Put every line of the records below into a numbered list, skipping blank lines. Leave the pictures out of your answer.

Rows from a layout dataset
§ §
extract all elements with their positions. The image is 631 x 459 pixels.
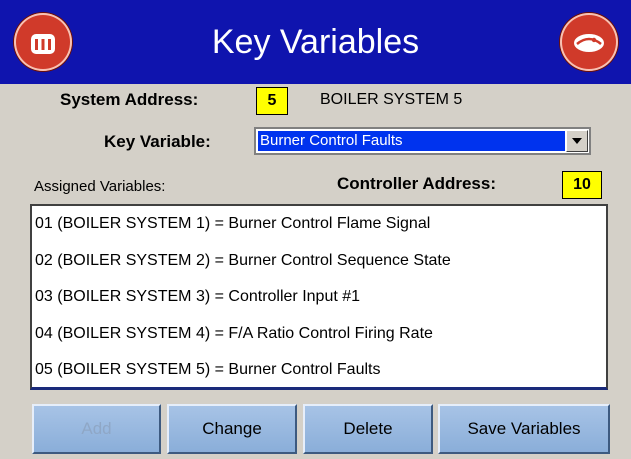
save-variables-button[interactable]: Save Variables [438,404,610,454]
list-item[interactable]: 04 (BOILER SYSTEM 4) = F/A Ratio Control… [32,316,606,353]
add-button[interactable]: Add [32,404,161,454]
key-variable-label: Key Variable: [104,132,211,151]
change-button[interactable]: Change [167,404,297,454]
controller-address-label: Controller Address: [337,174,497,193]
page-title: Key Variables [211,23,420,61]
assigned-variables-label: Assigned Variables: [34,178,166,195]
key-variable-dropdown[interactable]: Burner Control Faults [254,127,591,155]
system-address-value: 5 [256,87,288,115]
system-name: BOILER SYSTEM 5 [320,91,463,108]
list-item[interactable]: 01 (BOILER SYSTEM 1) = Burner Control Fl… [32,206,606,243]
chevron-down-icon [572,138,582,144]
burner-icon [574,34,604,52]
list-item[interactable]: 05 (BOILER SYSTEM 5) = Burner Control Fa… [32,352,606,389]
delete-button[interactable]: Delete [303,404,433,454]
home-button[interactable] [14,13,72,71]
assigned-variables-list: 01 (BOILER SYSTEM 1) = Burner Control Fl… [30,204,608,390]
system-address-label: System Address: [60,90,199,109]
list-item[interactable]: 02 (BOILER SYSTEM 2) = Burner Control Se… [32,243,606,280]
dropdown-button[interactable] [566,130,588,152]
burner-button[interactable] [560,13,618,71]
boiler-home-icon [31,34,55,54]
key-variable-selected: Burner Control Faults [258,131,565,151]
controller-address-value[interactable]: 10 [562,171,602,199]
list-item[interactable]: 03 (BOILER SYSTEM 3) = Controller Input … [32,279,606,316]
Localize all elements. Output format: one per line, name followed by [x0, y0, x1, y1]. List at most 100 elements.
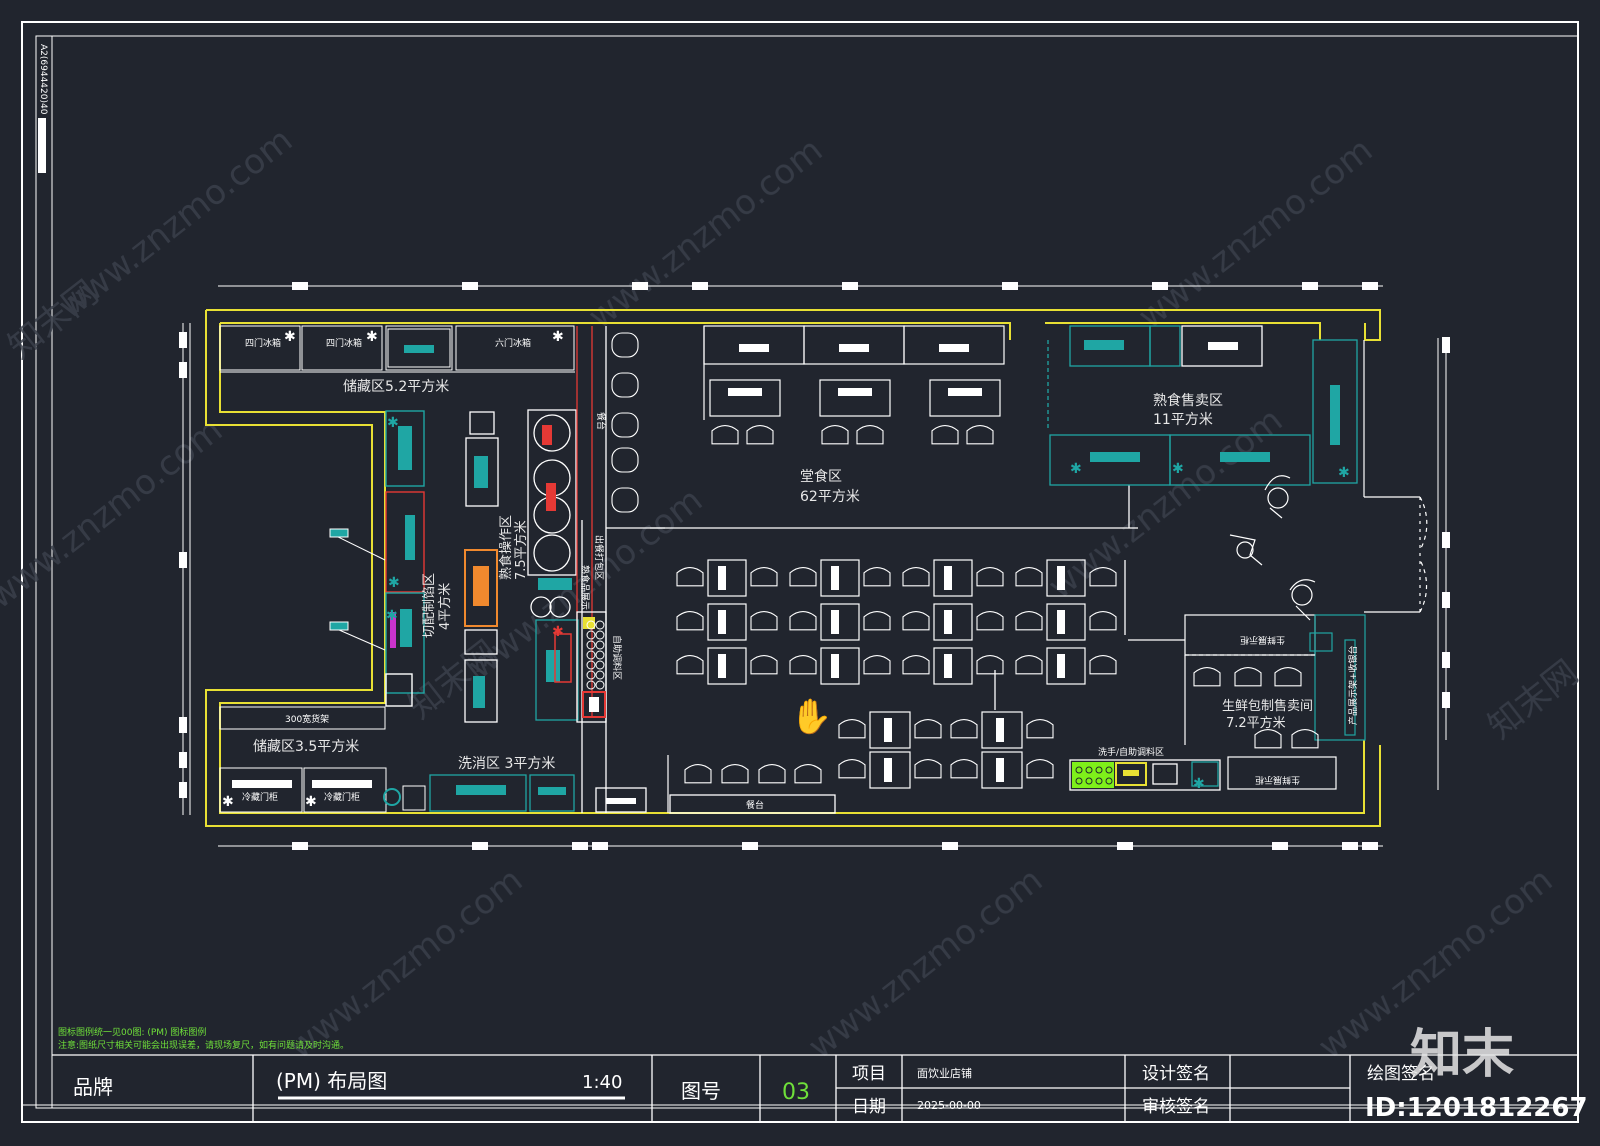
table-top — [884, 718, 892, 742]
chair — [931, 425, 959, 445]
chair — [863, 567, 891, 587]
pot — [595, 630, 605, 640]
snowflake-icon: ✱ — [386, 608, 398, 624]
chair — [758, 764, 786, 784]
zone-label-cooked-sale: 熟食售卖区 — [1153, 392, 1223, 409]
snowflake-icon: ✱ — [388, 575, 400, 591]
chair — [902, 567, 930, 587]
dimension-tick — [472, 842, 488, 850]
chair — [750, 611, 778, 631]
table-top — [831, 566, 839, 590]
zone-label-cut-prep-area: 4平方米 — [437, 583, 453, 630]
dimension-tick — [742, 842, 758, 850]
bar-stool — [611, 412, 639, 438]
dining-table — [819, 379, 891, 417]
zone-label-cooked-sale-area: 11平方米 — [1153, 412, 1213, 428]
dimension-tick — [1272, 842, 1288, 850]
table-top — [718, 610, 726, 634]
label-cooked-display: 熟食品展示 — [579, 565, 591, 610]
dining-table — [1046, 603, 1086, 641]
table-top — [831, 610, 839, 634]
chair — [794, 764, 822, 784]
dimension-tick — [179, 362, 187, 378]
bar-stool — [611, 372, 639, 398]
snowflake-icon: ✱ — [387, 415, 399, 431]
table-top — [728, 388, 762, 396]
watermark-text: www.znzmo.com — [1131, 130, 1380, 337]
table-top — [996, 718, 1004, 742]
cut-prep-equipment — [385, 410, 425, 707]
hand-cursor-icon: ✋ — [790, 697, 832, 737]
dining-table — [820, 647, 860, 685]
chair — [676, 611, 704, 631]
dimension-tick — [179, 752, 187, 768]
pot — [586, 630, 596, 640]
chair — [711, 425, 739, 445]
fridge-four-door-1: 四门冰箱 — [245, 337, 281, 349]
snowflake-icon: ✱ — [552, 624, 564, 640]
wall-outlets — [329, 528, 386, 651]
sink-icon — [404, 345, 434, 353]
table-top — [1057, 566, 1065, 590]
pot — [586, 680, 596, 690]
booth-seating-top — [703, 325, 1005, 445]
zone-label-dining-area: 62平方米 — [800, 489, 860, 505]
dimension-tick — [1362, 282, 1378, 290]
dimension-tick — [692, 282, 708, 290]
dining-table — [820, 559, 860, 597]
dining-table — [933, 603, 973, 641]
dimension-tick — [572, 842, 588, 850]
watermark-layer: 知末网 www.znzmo.com www.znzmo.com www.znzm… — [0, 120, 1586, 1067]
chair — [902, 611, 930, 631]
title-date-label: 日期 — [852, 1097, 886, 1117]
label-pack-area: 出餐打包区 — [593, 535, 605, 580]
watermark-text: 知末网 — [1481, 653, 1586, 747]
chair — [789, 567, 817, 587]
snowflake-icon: ✱ — [552, 329, 564, 345]
zone-label-storage-bottom: 储藏区3.5平方米 — [253, 739, 359, 755]
snowflake-icon: ✱ — [1338, 465, 1350, 481]
chair — [1026, 719, 1054, 739]
zone-label-dining: 堂食区 — [800, 468, 842, 485]
zone-label-fresh-pack-area: 7.2平方米 — [1226, 715, 1286, 731]
pot — [586, 650, 596, 660]
dimension-tick — [1442, 592, 1450, 608]
chair — [1015, 567, 1043, 587]
chair — [1234, 667, 1262, 687]
chair — [676, 567, 704, 587]
bar-stool — [611, 447, 639, 473]
watermark-text: www.znzmo.com — [51, 120, 300, 327]
chair — [976, 611, 1004, 631]
pot — [595, 660, 605, 670]
dimension-tick — [179, 782, 187, 798]
dining-table — [707, 603, 747, 641]
label-cabinet-2: 冷藏门柜 — [324, 791, 360, 803]
watermark-text: www.znzmo.com — [0, 410, 230, 617]
dining-table — [929, 379, 1001, 417]
fridge-four-door-2: 四门冰箱 — [326, 337, 362, 349]
watermark-id: ID:1201812267 — [1365, 1093, 1588, 1123]
chair — [676, 655, 704, 675]
zone-label-fresh-pack: 生鲜包制售卖间 — [1222, 698, 1313, 714]
chair — [863, 655, 891, 675]
booth-table — [939, 344, 969, 352]
booth-table — [739, 344, 769, 352]
pot — [586, 640, 596, 650]
chair — [789, 655, 817, 675]
chair — [1089, 655, 1117, 675]
zone-label-cooked-make-area: 7.5平方米 — [513, 520, 529, 580]
chair — [1193, 667, 1221, 687]
dimension-tick — [632, 282, 648, 290]
dimension-tick — [1117, 842, 1133, 850]
table-top — [838, 388, 872, 396]
watermark-text: www.znzmo.com — [1041, 400, 1290, 607]
title-project-label: 项目 — [852, 1064, 886, 1084]
title-design-sign: 设计签名 — [1142, 1064, 1210, 1084]
zone-label-cooked-make: 熟食操作区 — [498, 515, 514, 580]
zone-label-cut-prep: 切配制馅区 — [422, 573, 437, 638]
note-line-2: 注意:图纸尺寸相关可能会出现误差，请现场复尺，如有问题请及时沟通。 — [58, 1039, 349, 1051]
label-wash-hand: 洗手/自助调料区 — [1098, 746, 1164, 758]
label-counter-vertical: 餐台 — [595, 412, 607, 430]
chair — [976, 655, 1004, 675]
label-counter: 餐台 — [746, 799, 764, 811]
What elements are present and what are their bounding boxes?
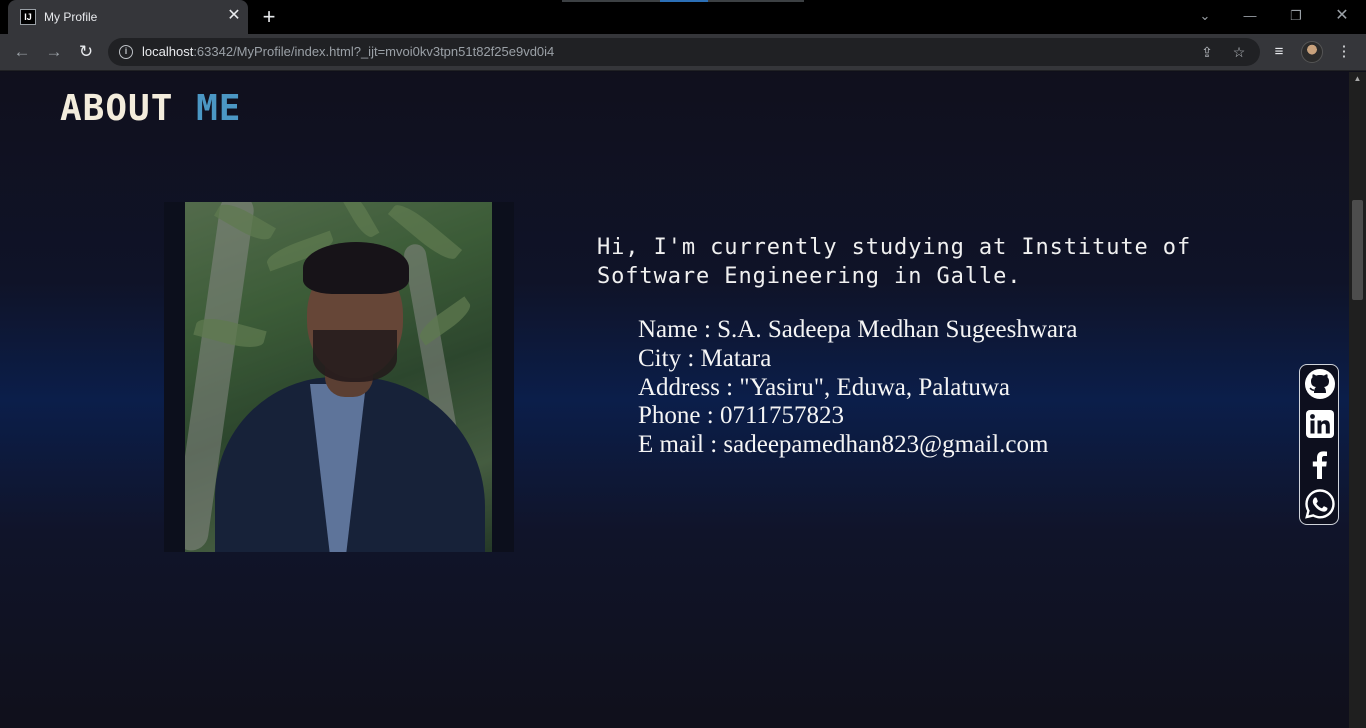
§ §
Full output ▸
1. extract all elements with their positions. The image is 631 x 459 pixels.
2. save-variables-button[interactable]: Save Variables [438,404,610,454]
3. list-item[interactable]: 04 (BOILER SYSTEM 4) = F/A Ratio Control… [32,316,606,353]
4. add-button[interactable]: Add [32,404,161,454]
5. key-variable-label: Key Variable: [104,132,211,151]
6. change-button[interactable]: Change [167,404,297,454]
7. controller-address-label: Controller Address: [337,174,497,193]
8. page-title: Key Variables [211,23,420,61]
9. assigned-variables-label: Assigned Variables: [34,178,166,195]
10. key-variable-dropdown[interactable]: Burner Control Faults [254,127,591,155]
11. system-address-value: 5 [256,87,288,115]
12. system-name: BOILER SYSTEM 5 [320,91,463,108]
13. list-item[interactable]: 01 (BOILER SYSTEM 1) = Burner Control Fl… [32,206,606,243]
14. chevron-down-icon [572,138,582,144]
15. burner-icon [574,34,604,52]
16. list-item[interactable]: 05 (BOILER SYSTEM 5) = Burner Control Fa… [32,352,606,389]
17. delete-button[interactable]: Delete [303,404,433,454]
18. home-button[interactable] [14,13,72,71]
19. assigned-variables-list: 01 (BOILER SYSTEM 1) = Burner Control Fl… [30,204,608,390]
20. system-address-label: System Address: [60,90,199,109]
21. list-item[interactable]: 02 (BOILER SYSTEM 2) = Burner Control Se… [32,243,606,280]
22. dropdown-button[interactable] [566,130,588,152]
23. burner-button[interactable] [560,13,618,71]
24. boiler-home-icon [31,34,55,54]
25. key-variable-selected: Burner Control Faults [258,131,565,151]
26. controller-address-value[interactable]: 10 [562,171,602,199]
27. list-item[interactable]: 03 (BOILER SYSTEM 3) = Controller Input … [32,279,606,316]
28. Localize all elements. Output format: one per line, name followed by [x0, y0, x1, y1]. List at most 100 elements.
29. table-top — [884, 718, 892, 742]
30. chair — [931, 425, 959, 445]
31. chair — [863, 567, 891, 587]
32. pot — [595, 630, 605, 640]
33. snowflake-icon: ✱ — [386, 608, 398, 624]
34. chair — [758, 764, 786, 784]
35. zone-label-cooked-sale: 熟食售卖区 — [1153, 392, 1223, 409]
36. snowflake-icon: ✱ — [388, 575, 400, 591]
37. chair — [902, 567, 930, 587]
38. dimension-tick — [472, 842, 488, 850]
39. chair — [750, 611, 778, 631]
40. table-top — [831, 566, 839, 590]
41. zone-label-cut-prep-area: 4平方米 — [437, 583, 453, 630]
42. dimension-tick — [742, 842, 758, 850]
43. bar-stool — [611, 412, 639, 438]
44. dining-table — [819, 379, 891, 417]
45. zone-label-cooked-sale-area: 11平方米 — [1153, 412, 1213, 428]
46. dimension-tick — [1272, 842, 1288, 850]
47. table-top — [718, 610, 726, 634]
48. label-cooked-display: 熟食品展示 — [579, 565, 591, 610]
49. dining-table — [1046, 603, 1086, 641]
50. table-top — [831, 610, 839, 634]
51. chair — [794, 764, 822, 784]
52. dimension-tick — [179, 362, 187, 378]
53. bar-stool — [611, 372, 639, 398]
54. snowflake-icon: ✱ — [387, 415, 399, 431]
55. table-top — [728, 388, 762, 396]
56. watermark-text: www.znzmo.com — [1131, 130, 1380, 337]
57. table-top — [996, 718, 1004, 742]
58. cut-prep-equipment — [385, 410, 425, 707]
59. hand-cursor-icon: ✋ — [790, 697, 832, 737]
60. dining-table — [820, 647, 860, 685]
61. chair — [676, 611, 704, 631]
62. dimension-tick — [179, 752, 187, 768]
63. pot — [586, 630, 596, 640]
64. chair — [711, 425, 739, 445]
65. fridge-four-door-1: 四门冰箱 — [245, 337, 281, 349]
66. snowflake-icon: ✱ — [552, 624, 564, 640]
67. wall-outlets — [329, 528, 386, 651]
68. sink-icon — [404, 345, 434, 353]
69. table-top — [1057, 566, 1065, 590]
70. pot — [586, 680, 596, 690]
71. booth-seating-top — [703, 325, 1005, 445]
72. zone-label-dining-area: 62平方米 — [800, 489, 860, 505]
73. dimension-tick — [1362, 282, 1378, 290]
74. dimension-tick — [692, 282, 708, 290]
75. dining-table — [820, 559, 860, 597]
76. dining-table — [933, 603, 973, 641]
77. dimension-tick — [572, 842, 588, 850]
78. watermark-layer: 知末网 www.znzmo.com www.znzmo.com www.znzm… — [0, 120, 1586, 1067]
79. chair — [902, 611, 930, 631]
80. title-date-label: 日期 — [852, 1097, 886, 1117]
81. label-pack-area: 出餐打包区 — [593, 535, 605, 580]
82. watermark-text: 知末网 — [1481, 653, 1586, 747]
83. chair — [789, 567, 817, 587]
84. snowflake-icon: ✱ — [552, 329, 564, 345]
85. zone-label-storage-bottom: 储藏区3.5平方米 — [253, 739, 359, 755]
86. snowflake-icon: ✱ — [1338, 465, 1350, 481]
87. chair — [1026, 719, 1054, 739]
88. zone-label-dining: 堂食区 — [800, 468, 842, 485]
89. zone-label-fresh-pack-area: 7.2平方米 — [1226, 715, 1286, 731]
90. pot — [586, 650, 596, 660]
91. dimension-tick — [1442, 592, 1450, 608]
92. chair — [1015, 567, 1043, 587]
93. chair — [1234, 667, 1262, 687]
94. chair — [676, 567, 704, 587]
95. bar-stool — [611, 447, 639, 473]
96. watermark-text: www.znzmo.com — [51, 120, 300, 327]
97. chair — [976, 611, 1004, 631]
98. pot — [595, 660, 605, 670]
99. dimension-tick — [179, 782, 187, 798]
100. dining-table — [707, 603, 747, 641]
101. label-cabinet-2: 冷藏门柜 — [324, 791, 360, 803]
102. watermark-text: www.znzmo.com — [0, 410, 230, 617]
103. dining-table — [929, 379, 1001, 417]
104. fridge-four-door-2: 四门冰箱 — [326, 337, 362, 349]
105. watermark-id: ID:1201812267 — [1365, 1093, 1588, 1123]
106. chair — [676, 655, 704, 675]
107. zone-label-fresh-pack: 生鲜包制售卖间 — [1222, 698, 1313, 714]
108. chair — [863, 655, 891, 675]
109. booth-table — [939, 344, 969, 352]
110. booth-table — [739, 344, 769, 352]
111. pot — [586, 640, 596, 650]
112. chair — [789, 655, 817, 675]
113. chair — [1089, 655, 1117, 675]
114. zone-label-cooked-make-area: 7.5平方米 — [513, 520, 529, 580]
115. chair — [1193, 667, 1221, 687]
116. dimension-tick — [632, 282, 648, 290]
117. dimension-tick — [1117, 842, 1133, 850]
118. table-top — [838, 388, 872, 396]
119. watermark-text: www.znzmo.com — [1041, 400, 1290, 607]
120. title-project-label: 项目 — [852, 1064, 886, 1084]
121. title-design-sign: 设计签名 — [1142, 1064, 1210, 1084]
122. zone-label-cooked-make: 熟食操作区 — [498, 515, 514, 580]
123. zone-label-cut-prep: 切配制馅区 — [422, 573, 437, 638]
124. note-line-2: 注意:图纸尺寸相关可能会出现误差，请现场复尺，如有问题请及时沟通。 — [58, 1039, 349, 1051]
125. label-wash-hand: 洗手/自助调料区 — [1098, 746, 1164, 758]
126. label-counter-vertical: 餐台 — [595, 412, 607, 430]
127. chair — [976, 655, 1004, 675]
128. label-counter: 餐台 — [746, 799, 764, 811]
129. What elements are present and what are their bounding boxes?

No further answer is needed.